>> START Records to process

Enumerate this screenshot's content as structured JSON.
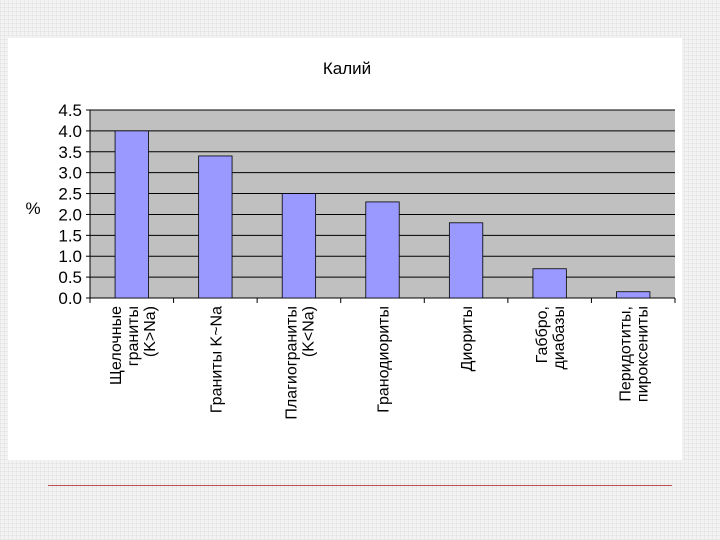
{
  "chart_data": {
    "type": "bar",
    "title": "Калий",
    "ylabel": "%",
    "xlabel": "",
    "ylim": [
      0,
      4.5
    ],
    "yticks": [
      "0.0",
      "0.5",
      "1.0",
      "1.5",
      "2.0",
      "2.5",
      "3.0",
      "3.5",
      "4.0",
      "4.5"
    ],
    "grid": true,
    "legend": "none",
    "categories": [
      [
        "Щелочные",
        "граниты",
        "(K>Na)"
      ],
      [
        "Граниты K~Na"
      ],
      [
        "Плагиограниты",
        "(K<Na)"
      ],
      [
        "Гранодиориты"
      ],
      [
        "Диориты"
      ],
      [
        "Габбро,",
        "диабазы"
      ],
      [
        "Перидотиты,",
        "пироксениты"
      ]
    ],
    "values": [
      4.0,
      3.4,
      2.5,
      2.3,
      1.8,
      0.7,
      0.15
    ]
  },
  "colors": {
    "bar": "#9999ff",
    "plot_background": "#c0c0c0",
    "accent_rule": "#c0504d"
  }
}
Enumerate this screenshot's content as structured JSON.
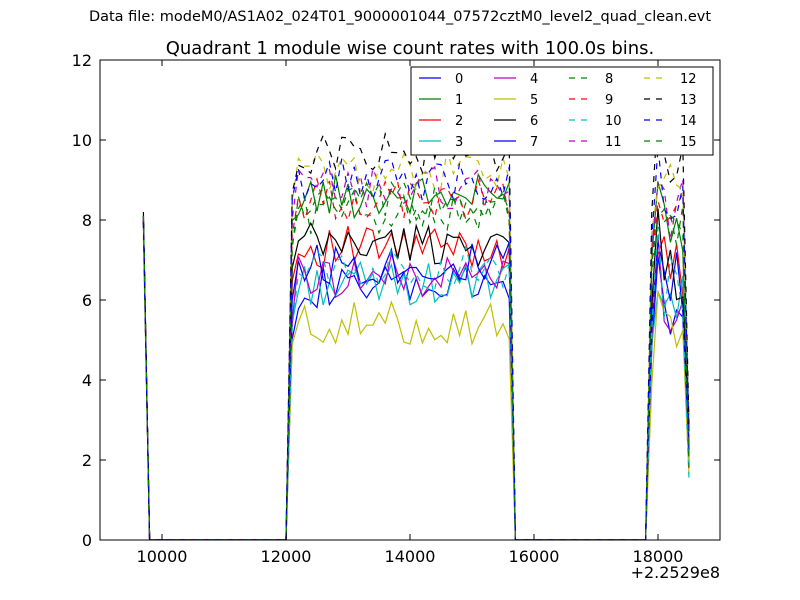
{
  "suptitle": "Data file: modeM0/AS1A02_024T01_9000001044_07572cztM0_level2_quad_clean.evt",
  "chart_data": {
    "type": "line",
    "title": "Quadrant 1 module wise count rates with 100.0s bins.",
    "xlabel": "",
    "ylabel": "",
    "xlim": [
      9000,
      19000
    ],
    "ylim": [
      0,
      12
    ],
    "x_offset_label": "+2.2529e8",
    "xticks": [
      10000,
      12000,
      14000,
      16000,
      18000
    ],
    "xtick_labels": [
      "10000",
      "12000",
      "14000",
      "16000",
      "18000"
    ],
    "yticks": [
      0,
      2,
      4,
      6,
      8,
      10,
      12
    ],
    "ytick_labels": [
      "0",
      "2",
      "4",
      "6",
      "8",
      "10",
      "12"
    ],
    "grid": false,
    "legend": {
      "position": "top-right",
      "columns": 4
    },
    "segments": [
      {
        "start": 9700,
        "end": 9800,
        "step": 100
      },
      {
        "start": 12000,
        "end": 15700,
        "step": 100
      },
      {
        "start": 17800,
        "end": 18500,
        "step": 100
      }
    ],
    "series": [
      {
        "name": "0",
        "color": "#0000ff",
        "dash": "solid",
        "base": 6.3,
        "spike": 8.0
      },
      {
        "name": "1",
        "color": "#008000",
        "dash": "solid",
        "base": 8.6,
        "spike": 8.1
      },
      {
        "name": "2",
        "color": "#ff0000",
        "dash": "solid",
        "base": 7.3,
        "spike": 8.0
      },
      {
        "name": "3",
        "color": "#00bfbf",
        "dash": "solid",
        "base": 6.4,
        "spike": 7.9
      },
      {
        "name": "4",
        "color": "#bf00bf",
        "dash": "solid",
        "base": 6.6,
        "spike": 8.0
      },
      {
        "name": "5",
        "color": "#bfbf00",
        "dash": "solid",
        "base": 5.4,
        "spike": 7.6
      },
      {
        "name": "6",
        "color": "#000000",
        "dash": "solid",
        "base": 7.4,
        "spike": 8.1
      },
      {
        "name": "7",
        "color": "#0000ff",
        "dash": "solid",
        "base": 6.9,
        "spike": 8.0
      },
      {
        "name": "8",
        "color": "#008000",
        "dash": "dashed",
        "base": 8.2,
        "spike": 8.1
      },
      {
        "name": "9",
        "color": "#ff0000",
        "dash": "dashed",
        "base": 8.5,
        "spike": 8.0
      },
      {
        "name": "10",
        "color": "#00bfbf",
        "dash": "dashed",
        "base": 6.8,
        "spike": 7.9
      },
      {
        "name": "11",
        "color": "#bf00bf",
        "dash": "dashed",
        "base": 8.8,
        "spike": 8.0
      },
      {
        "name": "12",
        "color": "#bfbf00",
        "dash": "dashed",
        "base": 9.2,
        "spike": 7.8
      },
      {
        "name": "13",
        "color": "#000000",
        "dash": "dashed",
        "base": 9.7,
        "spike": 8.2
      },
      {
        "name": "14",
        "color": "#0000ff",
        "dash": "dashed",
        "base": 9.0,
        "spike": 8.0
      },
      {
        "name": "15",
        "color": "#008000",
        "dash": "dashed",
        "base": 8.4,
        "spike": 8.1
      }
    ]
  }
}
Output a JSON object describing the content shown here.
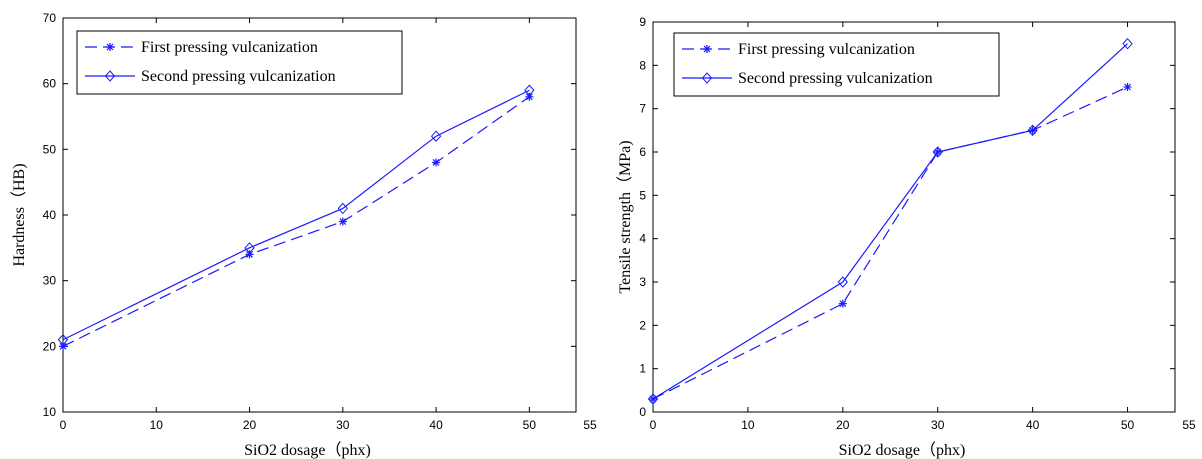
{
  "colors": {
    "series": "#1a1aff",
    "axis": "#000000",
    "background": "#ffffff"
  },
  "chart_data": [
    {
      "type": "line",
      "title": "",
      "xlabel": "SiO2 dosage（phx)",
      "ylabel": "Hardness（HB)",
      "xlim": [
        0,
        55
      ],
      "ylim": [
        10,
        70
      ],
      "xticks": [
        "0",
        "10",
        "20",
        "30",
        "40",
        "50",
        "55"
      ],
      "yticks": [
        "10",
        "20",
        "30",
        "40",
        "50",
        "60",
        "70"
      ],
      "grid": false,
      "legend_position": "top-left",
      "x": [
        0,
        20,
        30,
        40,
        50
      ],
      "series": [
        {
          "name": "First pressing vulcanization",
          "values": [
            20,
            34,
            39,
            48,
            58
          ],
          "marker": "asterisk",
          "dash": "dashed"
        },
        {
          "name": "Second pressing vulcanization",
          "values": [
            21,
            35,
            41,
            52,
            59
          ],
          "marker": "diamond",
          "dash": "solid"
        }
      ]
    },
    {
      "type": "line",
      "title": "",
      "xlabel": "SiO2 dosage（phx)",
      "ylabel": "Tensile strength（MPa)",
      "xlim": [
        0,
        55
      ],
      "ylim": [
        0,
        9
      ],
      "xticks": [
        "0",
        "10",
        "20",
        "30",
        "40",
        "50",
        "55"
      ],
      "yticks": [
        "0",
        "1",
        "2",
        "3",
        "4",
        "5",
        "6",
        "7",
        "8",
        "9"
      ],
      "grid": false,
      "legend_position": "top-left",
      "x": [
        0,
        20,
        30,
        40,
        50
      ],
      "series": [
        {
          "name": "First pressing vulcanization",
          "values": [
            0.3,
            2.5,
            6.0,
            6.5,
            7.5
          ],
          "marker": "asterisk",
          "dash": "dashed"
        },
        {
          "name": "Second pressing vulcanization",
          "values": [
            0.3,
            3.0,
            6.0,
            6.5,
            8.5
          ],
          "marker": "diamond",
          "dash": "solid"
        }
      ]
    }
  ]
}
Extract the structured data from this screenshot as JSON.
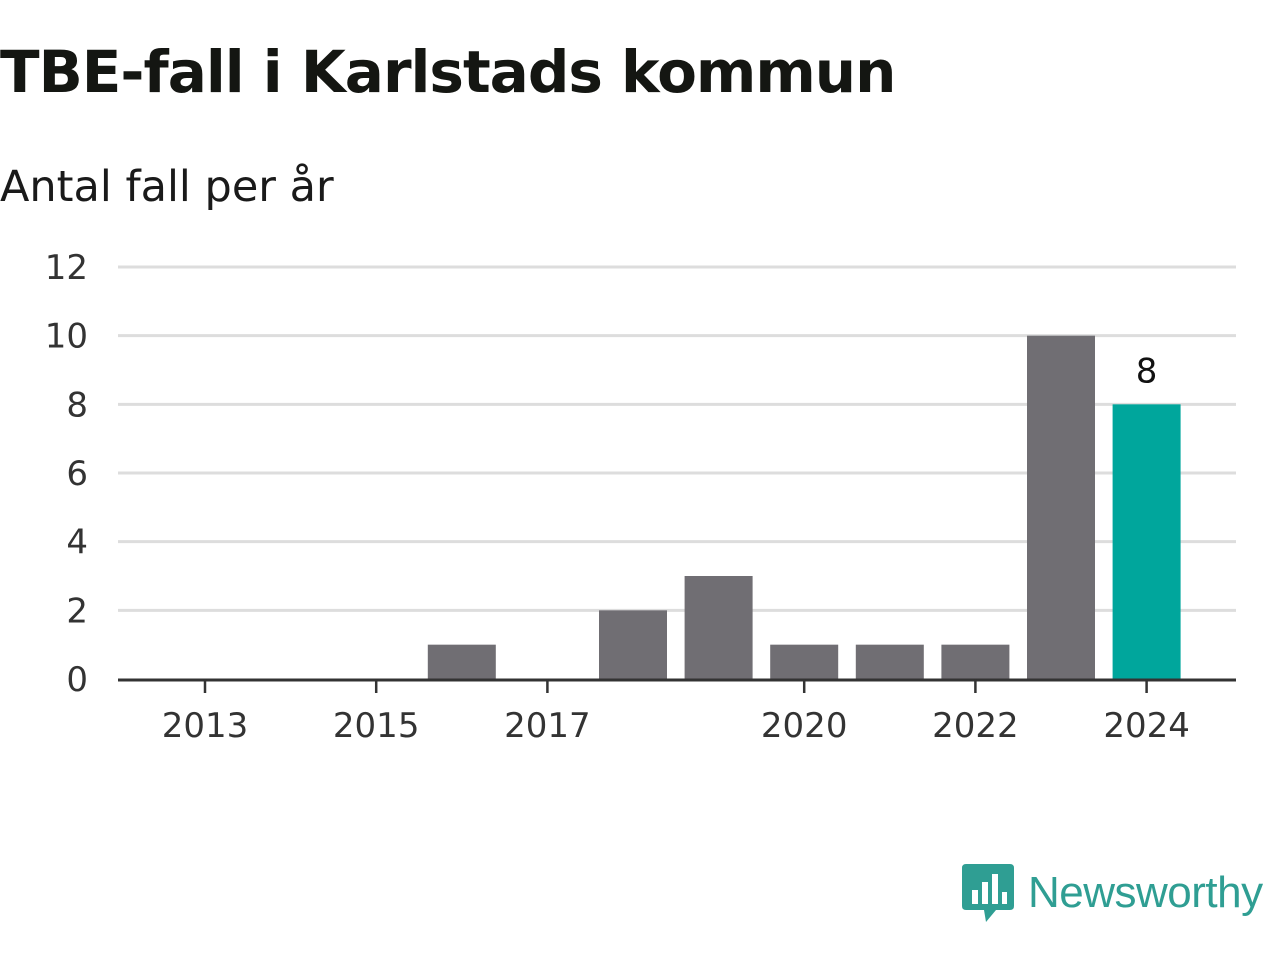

>> END Records to process

▶ Stated exercise
Transcribe the whole listing, character for character, but not its images.

▶ Finished task
Enumerate this screenshot's content as structured JSON.
{
  "chart_data": {
    "type": "bar",
    "title": "Калий",
    "ylabel": "%",
    "xlabel": "",
    "ylim": [
      0,
      4.5
    ],
    "yticks": [
      "0.0",
      "0.5",
      "1.0",
      "1.5",
      "2.0",
      "2.5",
      "3.0",
      "3.5",
      "4.0",
      "4.5"
    ],
    "grid": true,
    "legend": "none",
    "categories": [
      [
        "Щелочные",
        "граниты",
        "(K>Na)"
      ],
      [
        "Граниты K~Na"
      ],
      [
        "Плагиограниты",
        "(K<Na)"
      ],
      [
        "Гранодиориты"
      ],
      [
        "Диориты"
      ],
      [
        "Габбро,",
        "диабазы"
      ],
      [
        "Перидотиты,",
        "пироксениты"
      ]
    ],
    "values": [
      4.0,
      3.4,
      2.5,
      2.3,
      1.8,
      0.7,
      0.15
    ]
  },
  "colors": {
    "bar": "#9999ff",
    "plot_background": "#c0c0c0",
    "accent_rule": "#c0504d"
  }
}
Enumerate this screenshot's content as structured JSON.
{
  "suptitle": "Data file: modeM0/AS1A02_024T01_9000001044_07572cztM0_level2_quad_clean.evt",
  "chart_data": {
    "type": "line",
    "title": "Quadrant 1 module wise count rates with 100.0s bins.",
    "xlabel": "",
    "ylabel": "",
    "xlim": [
      9000,
      19000
    ],
    "ylim": [
      0,
      12
    ],
    "x_offset_label": "+2.2529e8",
    "xticks": [
      10000,
      12000,
      14000,
      16000,
      18000
    ],
    "xtick_labels": [
      "10000",
      "12000",
      "14000",
      "16000",
      "18000"
    ],
    "yticks": [
      0,
      2,
      4,
      6,
      8,
      10,
      12
    ],
    "ytick_labels": [
      "0",
      "2",
      "4",
      "6",
      "8",
      "10",
      "12"
    ],
    "grid": false,
    "legend": {
      "position": "top-right",
      "columns": 4
    },
    "segments": [
      {
        "start": 9700,
        "end": 9800,
        "step": 100
      },
      {
        "start": 12000,
        "end": 15700,
        "step": 100
      },
      {
        "start": 17800,
        "end": 18500,
        "step": 100
      }
    ],
    "series": [
      {
        "name": "0",
        "color": "#0000ff",
        "dash": "solid",
        "base": 6.3,
        "spike": 8.0
      },
      {
        "name": "1",
        "color": "#008000",
        "dash": "solid",
        "base": 8.6,
        "spike": 8.1
      },
      {
        "name": "2",
        "color": "#ff0000",
        "dash": "solid",
        "base": 7.3,
        "spike": 8.0
      },
      {
        "name": "3",
        "color": "#00bfbf",
        "dash": "solid",
        "base": 6.4,
        "spike": 7.9
      },
      {
        "name": "4",
        "color": "#bf00bf",
        "dash": "solid",
        "base": 6.6,
        "spike": 8.0
      },
      {
        "name": "5",
        "color": "#bfbf00",
        "dash": "solid",
        "base": 5.4,
        "spike": 7.6
      },
      {
        "name": "6",
        "color": "#000000",
        "dash": "solid",
        "base": 7.4,
        "spike": 8.1
      },
      {
        "name": "7",
        "color": "#0000ff",
        "dash": "solid",
        "base": 6.9,
        "spike": 8.0
      },
      {
        "name": "8",
        "color": "#008000",
        "dash": "dashed",
        "base": 8.2,
        "spike": 8.1
      },
      {
        "name": "9",
        "color": "#ff0000",
        "dash": "dashed",
        "base": 8.5,
        "spike": 8.0
      },
      {
        "name": "10",
        "color": "#00bfbf",
        "dash": "dashed",
        "base": 6.8,
        "spike": 7.9
      },
      {
        "name": "11",
        "color": "#bf00bf",
        "dash": "dashed",
        "base": 8.8,
        "spike": 8.0
      },
      {
        "name": "12",
        "color": "#bfbf00",
        "dash": "dashed",
        "base": 9.2,
        "spike": 7.8
      },
      {
        "name": "13",
        "color": "#000000",
        "dash": "dashed",
        "base": 9.7,
        "spike": 8.2
      },
      {
        "name": "14",
        "color": "#0000ff",
        "dash": "dashed",
        "base": 9.0,
        "spike": 8.0
      },
      {
        "name": "15",
        "color": "#008000",
        "dash": "dashed",
        "base": 8.4,
        "spike": 8.1
      }
    ]
  }
}
Output a JSON object describing the content shown here.
{
  "colors": {
    "series": "#1a1aff",
    "axis": "#000000",
    "background": "#ffffff"
  },
  "chart_data": [
    {
      "type": "line",
      "title": "",
      "xlabel": "SiO2 dosage（phx)",
      "ylabel": "Hardness（HB)",
      "xlim": [
        0,
        55
      ],
      "ylim": [
        10,
        70
      ],
      "xticks": [
        "0",
        "10",
        "20",
        "30",
        "40",
        "50",
        "55"
      ],
      "yticks": [
        "10",
        "20",
        "30",
        "40",
        "50",
        "60",
        "70"
      ],
      "grid": false,
      "legend_position": "top-left",
      "x": [
        0,
        20,
        30,
        40,
        50
      ],
      "series": [
        {
          "name": "First pressing vulcanization",
          "values": [
            20,
            34,
            39,
            48,
            58
          ],
          "marker": "asterisk",
          "dash": "dashed"
        },
        {
          "name": "Second pressing vulcanization",
          "values": [
            21,
            35,
            41,
            52,
            59
          ],
          "marker": "diamond",
          "dash": "solid"
        }
      ]
    },
    {
      "type": "line",
      "title": "",
      "xlabel": "SiO2 dosage（phx)",
      "ylabel": "Tensile strength（MPa)",
      "xlim": [
        0,
        55
      ],
      "ylim": [
        0,
        9
      ],
      "xticks": [
        "0",
        "10",
        "20",
        "30",
        "40",
        "50",
        "55"
      ],
      "yticks": [
        "0",
        "1",
        "2",
        "3",
        "4",
        "5",
        "6",
        "7",
        "8",
        "9"
      ],
      "grid": false,
      "legend_position": "top-left",
      "x": [
        0,
        20,
        30,
        40,
        50
      ],
      "series": [
        {
          "name": "First pressing vulcanization",
          "values": [
            0.3,
            2.5,
            6.0,
            6.5,
            7.5
          ],
          "marker": "asterisk",
          "dash": "dashed"
        },
        {
          "name": "Second pressing vulcanization",
          "values": [
            0.3,
            3.0,
            6.0,
            6.5,
            8.5
          ],
          "marker": "diamond",
          "dash": "solid"
        }
      ]
    }
  ]
}
Extract the structured data from this screenshot as JSON.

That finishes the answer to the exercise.